Produce an exact copy of all the data below, dropping every image.
— start —
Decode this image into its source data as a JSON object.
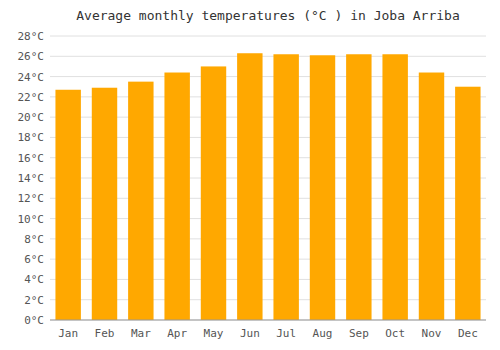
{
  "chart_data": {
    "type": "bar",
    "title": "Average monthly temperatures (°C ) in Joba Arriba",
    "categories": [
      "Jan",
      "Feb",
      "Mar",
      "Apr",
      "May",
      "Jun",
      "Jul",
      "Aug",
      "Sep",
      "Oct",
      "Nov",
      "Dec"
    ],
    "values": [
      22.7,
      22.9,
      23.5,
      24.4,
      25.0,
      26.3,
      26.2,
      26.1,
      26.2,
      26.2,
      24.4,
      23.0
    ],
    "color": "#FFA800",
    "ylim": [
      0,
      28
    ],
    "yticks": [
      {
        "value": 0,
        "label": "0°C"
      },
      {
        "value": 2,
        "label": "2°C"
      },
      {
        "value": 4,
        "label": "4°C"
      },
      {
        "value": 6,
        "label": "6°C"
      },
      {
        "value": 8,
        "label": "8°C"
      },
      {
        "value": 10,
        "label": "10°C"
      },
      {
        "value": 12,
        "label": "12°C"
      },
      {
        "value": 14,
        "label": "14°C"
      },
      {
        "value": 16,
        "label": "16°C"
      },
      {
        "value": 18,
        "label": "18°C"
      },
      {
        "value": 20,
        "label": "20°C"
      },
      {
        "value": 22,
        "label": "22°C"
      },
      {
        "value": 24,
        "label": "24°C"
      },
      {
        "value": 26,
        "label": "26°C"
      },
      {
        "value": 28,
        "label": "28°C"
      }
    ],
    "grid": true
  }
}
— end —
**The answer:**
Decode this image into its source data as a JSON object.
{
  "chart_data": {
    "type": "bar",
    "title": "Average monthly temperatures (°C ) in Joba Arriba",
    "categories": [
      "Jan",
      "Feb",
      "Mar",
      "Apr",
      "May",
      "Jun",
      "Jul",
      "Aug",
      "Sep",
      "Oct",
      "Nov",
      "Dec"
    ],
    "values": [
      22.7,
      22.9,
      23.5,
      24.4,
      25.0,
      26.3,
      26.2,
      26.1,
      26.2,
      26.2,
      24.4,
      23.0
    ],
    "color": "#FFA800",
    "ylim": [
      0,
      28
    ],
    "yticks": [
      {
        "value": 0,
        "label": "0°C"
      },
      {
        "value": 2,
        "label": "2°C"
      },
      {
        "value": 4,
        "label": "4°C"
      },
      {
        "value": 6,
        "label": "6°C"
      },
      {
        "value": 8,
        "label": "8°C"
      },
      {
        "value": 10,
        "label": "10°C"
      },
      {
        "value": 12,
        "label": "12°C"
      },
      {
        "value": 14,
        "label": "14°C"
      },
      {
        "value": 16,
        "label": "16°C"
      },
      {
        "value": 18,
        "label": "18°C"
      },
      {
        "value": 20,
        "label": "20°C"
      },
      {
        "value": 22,
        "label": "22°C"
      },
      {
        "value": 24,
        "label": "24°C"
      },
      {
        "value": 26,
        "label": "26°C"
      },
      {
        "value": 28,
        "label": "28°C"
      }
    ],
    "grid": true
  }
}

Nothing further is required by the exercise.